# Supplied records start

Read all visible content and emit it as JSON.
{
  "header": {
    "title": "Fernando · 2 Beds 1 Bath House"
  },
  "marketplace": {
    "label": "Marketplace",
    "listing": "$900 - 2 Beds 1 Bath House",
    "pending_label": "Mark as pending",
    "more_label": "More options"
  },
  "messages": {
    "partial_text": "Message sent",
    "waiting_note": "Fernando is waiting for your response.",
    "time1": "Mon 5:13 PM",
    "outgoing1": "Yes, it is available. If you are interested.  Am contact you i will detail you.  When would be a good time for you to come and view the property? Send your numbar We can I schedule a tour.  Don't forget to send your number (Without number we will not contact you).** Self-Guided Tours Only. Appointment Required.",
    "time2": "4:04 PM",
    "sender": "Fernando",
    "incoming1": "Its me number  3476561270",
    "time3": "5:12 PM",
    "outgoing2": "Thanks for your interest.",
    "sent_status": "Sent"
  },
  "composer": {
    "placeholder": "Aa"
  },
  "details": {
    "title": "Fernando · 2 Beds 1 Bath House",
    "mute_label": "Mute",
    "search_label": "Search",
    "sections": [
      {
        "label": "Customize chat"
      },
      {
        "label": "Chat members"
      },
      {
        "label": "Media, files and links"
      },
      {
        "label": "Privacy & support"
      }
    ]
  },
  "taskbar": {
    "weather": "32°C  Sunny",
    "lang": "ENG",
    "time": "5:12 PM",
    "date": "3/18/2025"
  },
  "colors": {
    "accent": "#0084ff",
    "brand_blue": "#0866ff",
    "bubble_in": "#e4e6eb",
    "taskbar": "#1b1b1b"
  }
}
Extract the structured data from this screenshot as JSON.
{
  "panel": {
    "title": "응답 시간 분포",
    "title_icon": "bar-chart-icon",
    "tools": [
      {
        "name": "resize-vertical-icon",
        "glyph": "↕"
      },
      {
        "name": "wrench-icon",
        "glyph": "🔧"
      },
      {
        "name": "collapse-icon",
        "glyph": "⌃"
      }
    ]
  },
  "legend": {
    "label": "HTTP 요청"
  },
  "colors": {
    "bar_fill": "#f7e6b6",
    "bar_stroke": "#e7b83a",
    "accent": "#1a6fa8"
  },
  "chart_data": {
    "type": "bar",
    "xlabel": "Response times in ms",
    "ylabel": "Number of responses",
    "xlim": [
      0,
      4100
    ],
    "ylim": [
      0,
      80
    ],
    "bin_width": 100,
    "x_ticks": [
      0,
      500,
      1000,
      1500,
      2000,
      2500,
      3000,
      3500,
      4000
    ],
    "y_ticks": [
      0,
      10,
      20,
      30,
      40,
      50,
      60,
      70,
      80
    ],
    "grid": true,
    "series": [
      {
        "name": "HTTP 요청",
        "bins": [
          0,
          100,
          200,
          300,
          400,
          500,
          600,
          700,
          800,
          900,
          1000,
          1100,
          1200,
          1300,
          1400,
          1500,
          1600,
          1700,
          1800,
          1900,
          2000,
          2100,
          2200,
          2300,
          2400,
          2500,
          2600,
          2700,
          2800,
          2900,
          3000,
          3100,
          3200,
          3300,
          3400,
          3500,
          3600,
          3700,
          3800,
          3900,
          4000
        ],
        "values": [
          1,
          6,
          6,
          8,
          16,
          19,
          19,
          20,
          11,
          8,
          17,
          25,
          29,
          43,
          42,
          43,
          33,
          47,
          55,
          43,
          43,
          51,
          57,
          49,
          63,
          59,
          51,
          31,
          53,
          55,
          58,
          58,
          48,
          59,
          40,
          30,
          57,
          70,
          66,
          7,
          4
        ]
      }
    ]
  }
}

# Supplied records end

◆ Objective: Copy all lines from the material that hold "JSON".

◆ Exercise answer:
Read all visible content and emit it as JSON.
Extract the structured data from this screenshot as JSON.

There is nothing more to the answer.